**Page extract**

The reason for German anger: rates.

ECB head Draghi doesn't understand why he is getting so much resistance from the country that has profited from the euro more than any other. Yet Germans blame Draghi for miniscule yields on savings accounts and life/retirement insurance policies. Frustration is growing.

 

Draghi has pushed the prime rate down to zero and now even charges commercial banks a fee for parking their money at the ECB. He has also bought almost €2 trillion worth of bonds from euro-zone member states, making the ECB one of the largest state creditors of all time.

 

During his most recent appearance before the Frankfurt reporter pool, he went even further. The idea of pumping money directly into the economy, he said, was a "very interesting concept," with a helicopter to distribute the money across the country if necessary, as economists have half-jokingly recommended. Doing so is seen as a way of boosting the economy. German money being thrown out of a helicopter: It would be difficult to find a more fitting image to show people that the money they have set aside for retirement may soon be worth very little.

If you want to get Germans angry, really angry, just suggest hyperinflation which is what helicopter money always leads to. They are really angry now; and an angry electorate is something Merkel, who has seen her popularity crushed as a result of Germany's grotesque refugee experience, does not need..

The criticism of Draghi had already been significant, but his public ruminations about so-called "helicopter money" have magnified it to extreme levels. Even economists that tend to back the ECB, such as Peter Bofinger, who is one of Merkel's economic advisors, are now accusing Draghi of constantly "pulling new rabbits out of the hat." Leading representatives of the banking and insurance sectors are openly speaking of legal violations. And strategists within Merkel's governing coalition, which pairs her conservatives with the center-left Social Democrats (SPD), are concerned that Draghi is handing the right-wing populist Alternative for Germany (AfD) yet another issue where they can score points with the voters. There is hardly any other issue that enrages Germans at town meetings and political party conventions as much as the disappearance of their savings due to the "unconventional measures" adopted by the ECB in Frankfurt.

**Tasks to complete**
1. In the text on German anger over ECB interest rates, roughly what value of bonds from euro-zone member states has Draghi bought?
2. Continue the text on German anger over ECB interest rates, picking up after its final sentence.

**Listed entries**
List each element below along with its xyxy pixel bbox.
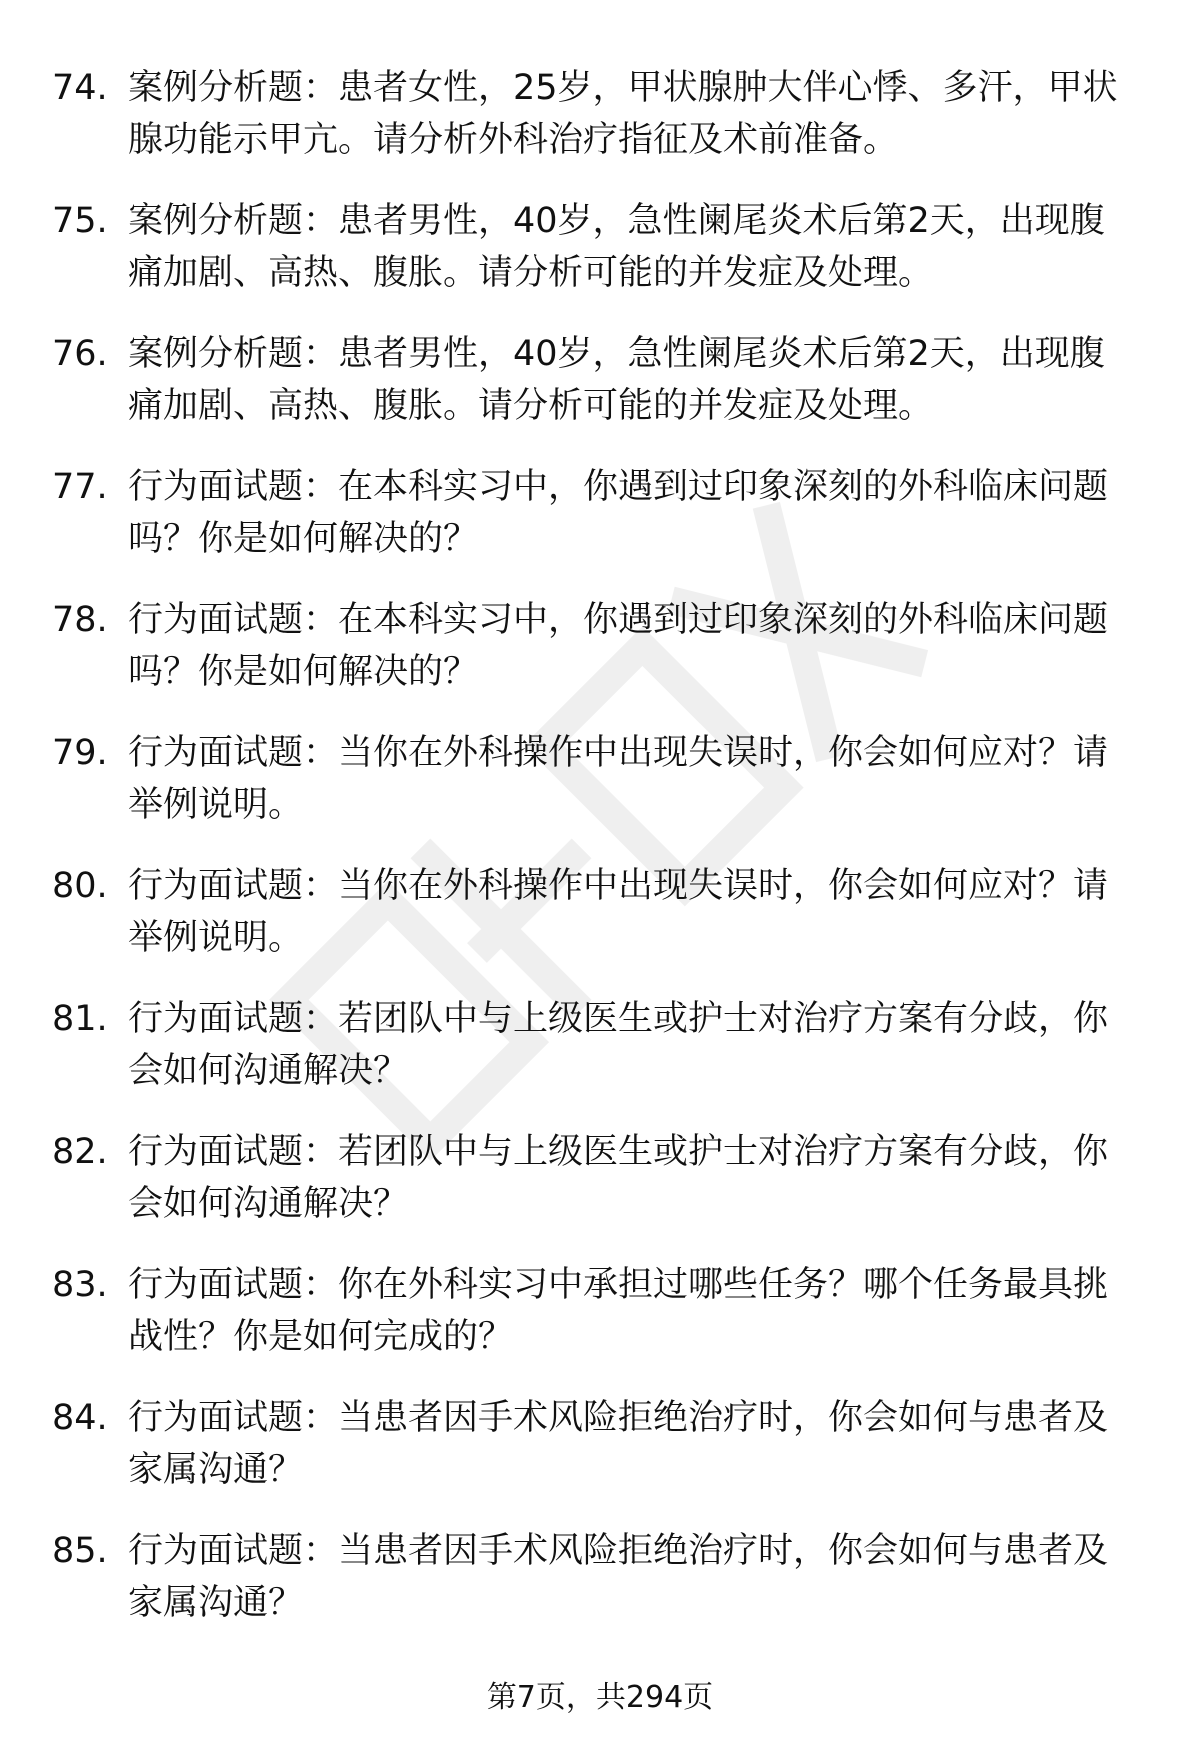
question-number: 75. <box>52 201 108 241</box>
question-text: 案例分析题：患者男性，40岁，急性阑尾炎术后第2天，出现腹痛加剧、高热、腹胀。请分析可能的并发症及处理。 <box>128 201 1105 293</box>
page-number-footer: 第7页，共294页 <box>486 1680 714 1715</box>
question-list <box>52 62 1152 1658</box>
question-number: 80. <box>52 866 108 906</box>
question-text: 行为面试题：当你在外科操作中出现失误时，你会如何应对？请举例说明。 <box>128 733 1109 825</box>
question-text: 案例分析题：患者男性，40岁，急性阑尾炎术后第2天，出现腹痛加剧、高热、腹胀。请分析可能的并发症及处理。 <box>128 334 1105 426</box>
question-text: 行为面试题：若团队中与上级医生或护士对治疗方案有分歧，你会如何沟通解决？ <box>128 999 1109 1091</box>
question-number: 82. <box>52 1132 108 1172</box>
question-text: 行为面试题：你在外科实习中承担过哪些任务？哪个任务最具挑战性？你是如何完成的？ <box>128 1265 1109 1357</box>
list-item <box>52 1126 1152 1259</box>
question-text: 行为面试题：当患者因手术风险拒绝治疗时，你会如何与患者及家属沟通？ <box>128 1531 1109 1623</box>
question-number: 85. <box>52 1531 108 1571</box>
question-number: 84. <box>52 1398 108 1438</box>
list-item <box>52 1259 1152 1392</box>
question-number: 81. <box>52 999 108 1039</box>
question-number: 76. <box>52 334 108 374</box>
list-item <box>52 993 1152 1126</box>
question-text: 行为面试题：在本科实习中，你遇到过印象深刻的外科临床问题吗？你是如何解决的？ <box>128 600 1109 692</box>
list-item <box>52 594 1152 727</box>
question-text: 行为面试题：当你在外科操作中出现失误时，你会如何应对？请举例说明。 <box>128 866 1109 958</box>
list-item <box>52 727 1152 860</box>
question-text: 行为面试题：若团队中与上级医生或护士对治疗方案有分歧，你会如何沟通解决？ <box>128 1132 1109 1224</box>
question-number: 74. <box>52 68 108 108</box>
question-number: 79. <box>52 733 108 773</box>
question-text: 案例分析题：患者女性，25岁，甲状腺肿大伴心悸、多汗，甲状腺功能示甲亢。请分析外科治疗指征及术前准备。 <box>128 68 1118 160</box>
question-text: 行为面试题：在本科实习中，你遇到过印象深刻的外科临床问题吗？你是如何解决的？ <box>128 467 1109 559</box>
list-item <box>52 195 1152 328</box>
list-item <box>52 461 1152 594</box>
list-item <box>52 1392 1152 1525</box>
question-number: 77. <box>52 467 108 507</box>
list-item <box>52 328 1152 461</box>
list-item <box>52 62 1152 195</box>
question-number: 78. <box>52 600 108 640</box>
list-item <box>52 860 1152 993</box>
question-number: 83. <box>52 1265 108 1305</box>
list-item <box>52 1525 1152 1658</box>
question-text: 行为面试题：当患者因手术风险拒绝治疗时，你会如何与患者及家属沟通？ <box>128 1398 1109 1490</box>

**Final results**
1. Almost €2 trillion worth.

2.
Then again, just like when Draghi launched QE over Merkel's protests, not even the Chancellor is prepared to openly oppose the former Goldman employee.

By now, the growing dismay has been registered in the Chancellery. Merkel is also critical of Draghi's zero percent interest policy, but she is afraid of making public demands that she may not be able to push through. Still, she is convinced that Draghi must give greater weight to German concerns, so she has resorted to telephone conversations and closed-door meetings to make her case.

 

Economics Minister Sigmar Gabriel, who is also head of the SPD and vice chancellor, has likewise refrained from publicly criticizing Draghi. Instead, he says it was the "inaction of European heads of government" that has transformed the ECB into "a kind of faux economic government." But Draghi's most recent decision to make money in the euro zone even cheaper has been heavily criticized within Gabriel's Economics Ministry. "It jeopardizes the trust of all those who work hard to establish a small degree of prosperity or a nest-egg for retirement," says one ministry official. "Plus, the cheap money hasn't helped get the economy back on track."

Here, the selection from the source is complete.